Material »
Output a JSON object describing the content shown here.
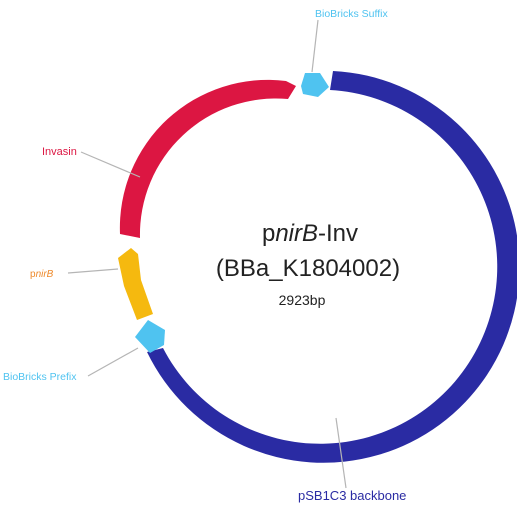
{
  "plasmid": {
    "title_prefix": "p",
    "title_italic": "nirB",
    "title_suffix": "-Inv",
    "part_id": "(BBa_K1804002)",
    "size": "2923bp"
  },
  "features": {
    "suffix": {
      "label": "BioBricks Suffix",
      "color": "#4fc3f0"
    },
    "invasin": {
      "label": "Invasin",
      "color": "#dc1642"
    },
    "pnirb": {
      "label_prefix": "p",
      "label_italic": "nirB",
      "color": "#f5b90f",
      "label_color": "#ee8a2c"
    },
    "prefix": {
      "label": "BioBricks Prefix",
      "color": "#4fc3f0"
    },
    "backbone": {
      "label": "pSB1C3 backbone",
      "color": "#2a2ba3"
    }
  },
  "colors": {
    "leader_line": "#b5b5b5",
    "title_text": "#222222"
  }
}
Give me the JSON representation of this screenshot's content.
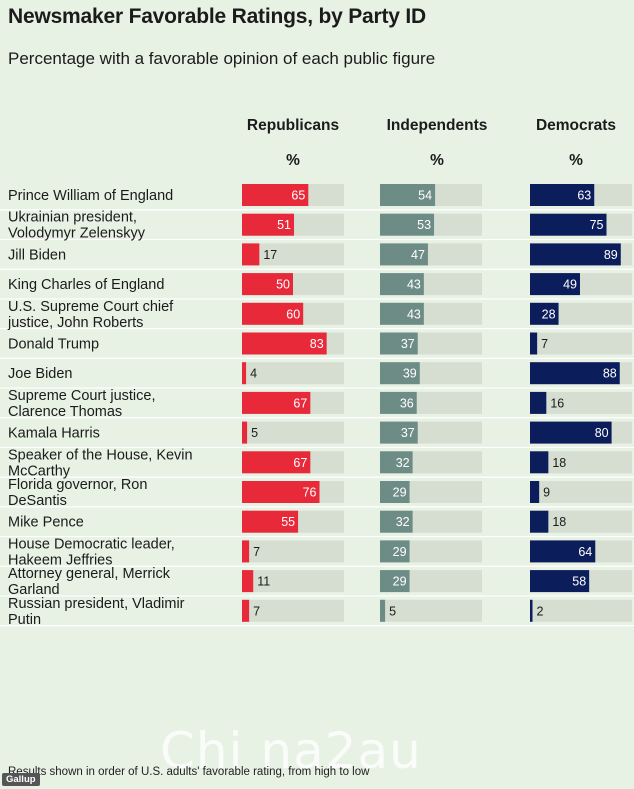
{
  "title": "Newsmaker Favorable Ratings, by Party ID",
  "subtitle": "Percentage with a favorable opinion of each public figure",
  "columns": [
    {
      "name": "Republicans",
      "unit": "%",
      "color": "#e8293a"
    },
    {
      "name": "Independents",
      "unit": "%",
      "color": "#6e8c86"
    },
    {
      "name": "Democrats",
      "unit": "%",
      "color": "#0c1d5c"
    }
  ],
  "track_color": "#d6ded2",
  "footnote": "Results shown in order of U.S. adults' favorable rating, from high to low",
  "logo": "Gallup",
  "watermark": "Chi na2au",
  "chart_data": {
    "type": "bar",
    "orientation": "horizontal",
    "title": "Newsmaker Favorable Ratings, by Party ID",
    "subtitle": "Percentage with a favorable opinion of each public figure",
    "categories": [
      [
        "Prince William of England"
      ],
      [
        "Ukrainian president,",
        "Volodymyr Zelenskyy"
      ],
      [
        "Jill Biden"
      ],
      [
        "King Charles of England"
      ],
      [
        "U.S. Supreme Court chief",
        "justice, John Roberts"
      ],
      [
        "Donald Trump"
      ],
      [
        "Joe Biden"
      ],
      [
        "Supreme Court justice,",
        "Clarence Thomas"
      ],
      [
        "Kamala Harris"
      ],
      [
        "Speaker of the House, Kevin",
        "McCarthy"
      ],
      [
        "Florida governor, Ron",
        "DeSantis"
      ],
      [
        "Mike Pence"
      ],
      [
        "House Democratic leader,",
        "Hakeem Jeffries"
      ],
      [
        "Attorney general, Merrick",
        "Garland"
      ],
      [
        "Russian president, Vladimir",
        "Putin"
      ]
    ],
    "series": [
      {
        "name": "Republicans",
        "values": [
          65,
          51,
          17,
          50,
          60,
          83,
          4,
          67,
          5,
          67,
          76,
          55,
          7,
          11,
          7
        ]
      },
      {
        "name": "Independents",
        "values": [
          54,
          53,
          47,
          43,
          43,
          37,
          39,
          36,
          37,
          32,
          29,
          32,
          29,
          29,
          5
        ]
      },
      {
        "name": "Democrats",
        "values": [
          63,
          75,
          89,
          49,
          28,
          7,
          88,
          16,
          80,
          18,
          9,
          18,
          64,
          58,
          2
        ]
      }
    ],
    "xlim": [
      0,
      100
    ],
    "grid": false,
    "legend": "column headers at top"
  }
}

Work to do »
Gather every line from the entries above where the word "figure" appears, and copy them.

Result of this exercise »
  "subtitle": "Percentage with a favorable opinion of each public figure",
    "subtitle": "Percentage with a favorable opinion of each public figure",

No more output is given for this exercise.